**Problem description**:
Restate, word for word, every line of the data.

┌─ Given data

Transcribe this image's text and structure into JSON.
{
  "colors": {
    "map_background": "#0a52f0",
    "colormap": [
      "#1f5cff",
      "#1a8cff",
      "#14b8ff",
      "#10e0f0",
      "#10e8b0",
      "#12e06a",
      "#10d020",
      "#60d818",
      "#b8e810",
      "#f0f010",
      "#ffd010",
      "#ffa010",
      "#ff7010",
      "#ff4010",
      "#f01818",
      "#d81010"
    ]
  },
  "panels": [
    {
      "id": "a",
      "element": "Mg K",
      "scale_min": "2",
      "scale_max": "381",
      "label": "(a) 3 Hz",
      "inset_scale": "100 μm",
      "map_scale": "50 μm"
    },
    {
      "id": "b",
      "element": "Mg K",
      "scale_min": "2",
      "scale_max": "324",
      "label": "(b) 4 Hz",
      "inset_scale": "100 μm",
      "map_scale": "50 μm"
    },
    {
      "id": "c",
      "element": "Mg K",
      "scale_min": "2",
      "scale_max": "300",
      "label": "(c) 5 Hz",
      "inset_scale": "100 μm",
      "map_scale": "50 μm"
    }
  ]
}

└─

**Task answer**:
Transcribe this image's text and structure into JSON.
{
  "colors": {
    "map_background": "#0a52f0",
    "colormap": [
      "#1f5cff",
      "#1a8cff",
      "#14b8ff",
      "#10e0f0",
      "#10e8b0",
      "#12e06a",
      "#10d020",
      "#60d818",
      "#b8e810",
      "#f0f010",
      "#ffd010",
      "#ffa010",
      "#ff7010",
      "#ff4010",
      "#f01818",
      "#d81010"
    ]
  },
  "panels": [
    {
      "id": "a",
      "element": "Mg K",
      "scale_min": "2",
      "scale_max": "381",
      "label": "(a) 3 Hz",
      "inset_scale": "100 μm",
      "map_scale": "50 μm"
    },
    {
      "id": "b",
      "element": "Mg K",
      "scale_min": "2",
      "scale_max": "324",
      "label": "(b) 4 Hz",
      "inset_scale": "100 μm",
      "map_scale": "50 μm"
    },
    {
      "id": "c",
      "element": "Mg K",
      "scale_min": "2",
      "scale_max": "300",
      "label": "(c) 5 Hz",
      "inset_scale": "100 μm",
      "map_scale": "50 μm"
    }
  ]
}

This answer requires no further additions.